### [EXERCISE]
Copy each line of the records that holds the string "this".

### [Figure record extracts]
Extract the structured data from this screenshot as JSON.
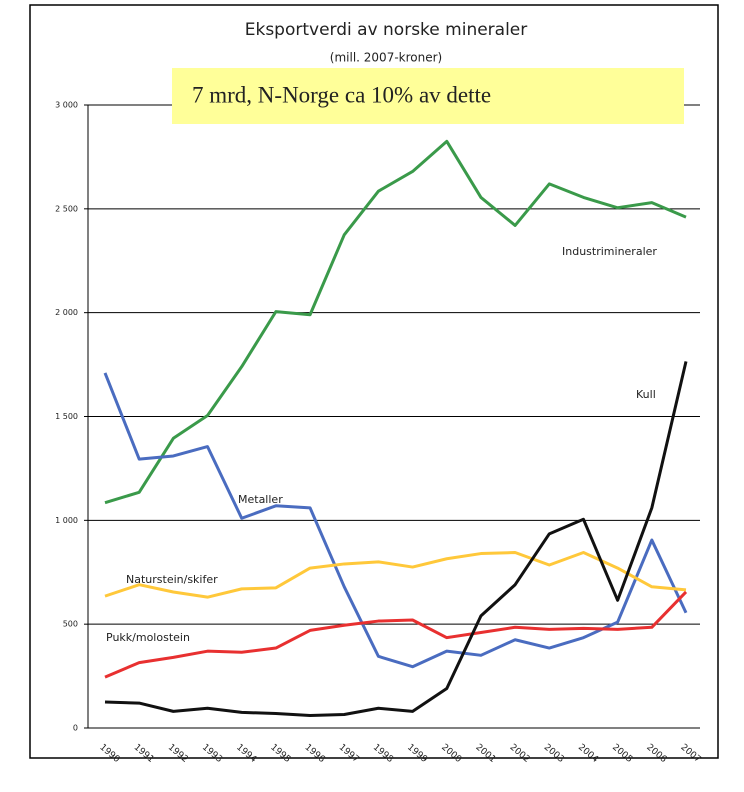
{
  "chart_data": {
    "type": "line",
    "title": "Eksportverdi av norske mineraler",
    "subtitle": "(mill. 2007-kroner)",
    "annotation": "7 mrd, N-Norge ca 10% av dette",
    "categories": [
      "1990",
      "1991",
      "1992",
      "1993",
      "1994",
      "1995",
      "1996",
      "1997",
      "1998",
      "1999",
      "2000",
      "2001",
      "2002",
      "2003",
      "2004",
      "2005",
      "2006",
      "2007"
    ],
    "series": [
      {
        "name": "Industrimineraler",
        "color": "#3a9a4a",
        "values": [
          1085,
          1135,
          1395,
          1505,
          1740,
          2005,
          1990,
          2375,
          2585,
          2680,
          2825,
          2555,
          2420,
          2620,
          2555,
          2505,
          2530,
          2460
        ]
      },
      {
        "name": "Metaller",
        "color": "#4a6cc0",
        "values": [
          1710,
          1295,
          1310,
          1355,
          1010,
          1070,
          1060,
          680,
          345,
          295,
          370,
          350,
          425,
          385,
          435,
          510,
          905,
          555
        ]
      },
      {
        "name": "Naturstein/skifer",
        "color": "#ffc83a",
        "values": [
          635,
          690,
          655,
          630,
          670,
          675,
          770,
          790,
          800,
          775,
          815,
          840,
          845,
          785,
          845,
          770,
          680,
          665
        ]
      },
      {
        "name": "Pukk/molostein",
        "color": "#e83030",
        "values": [
          245,
          315,
          340,
          370,
          365,
          385,
          470,
          495,
          515,
          520,
          435,
          460,
          485,
          475,
          480,
          475,
          485,
          655
        ]
      },
      {
        "name": "Kull",
        "color": "#111111",
        "values": [
          125,
          120,
          80,
          95,
          75,
          70,
          60,
          65,
          95,
          80,
          190,
          540,
          690,
          935,
          1005,
          615,
          1060,
          1765
        ]
      }
    ],
    "ylim": [
      0,
      3000
    ],
    "yticks": [
      0,
      500,
      {
        "value": 1000,
        "label": "1 000"
      },
      {
        "value": 1500,
        "label": "1 500"
      },
      {
        "value": 2000,
        "label": "2 000"
      },
      {
        "value": 2500,
        "label": "2 500"
      },
      {
        "value": 3000,
        "label": "3 000"
      }
    ],
    "grid": true
  }
}
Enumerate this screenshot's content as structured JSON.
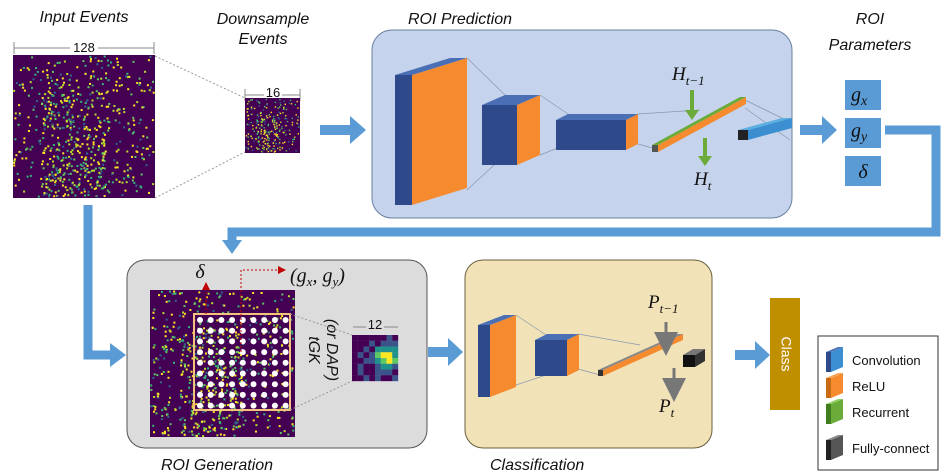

### [FINISHED ANSWER]
Extract the structured data from this screenshot as JSON.
Enumerate this screenshot's content as structured JSON.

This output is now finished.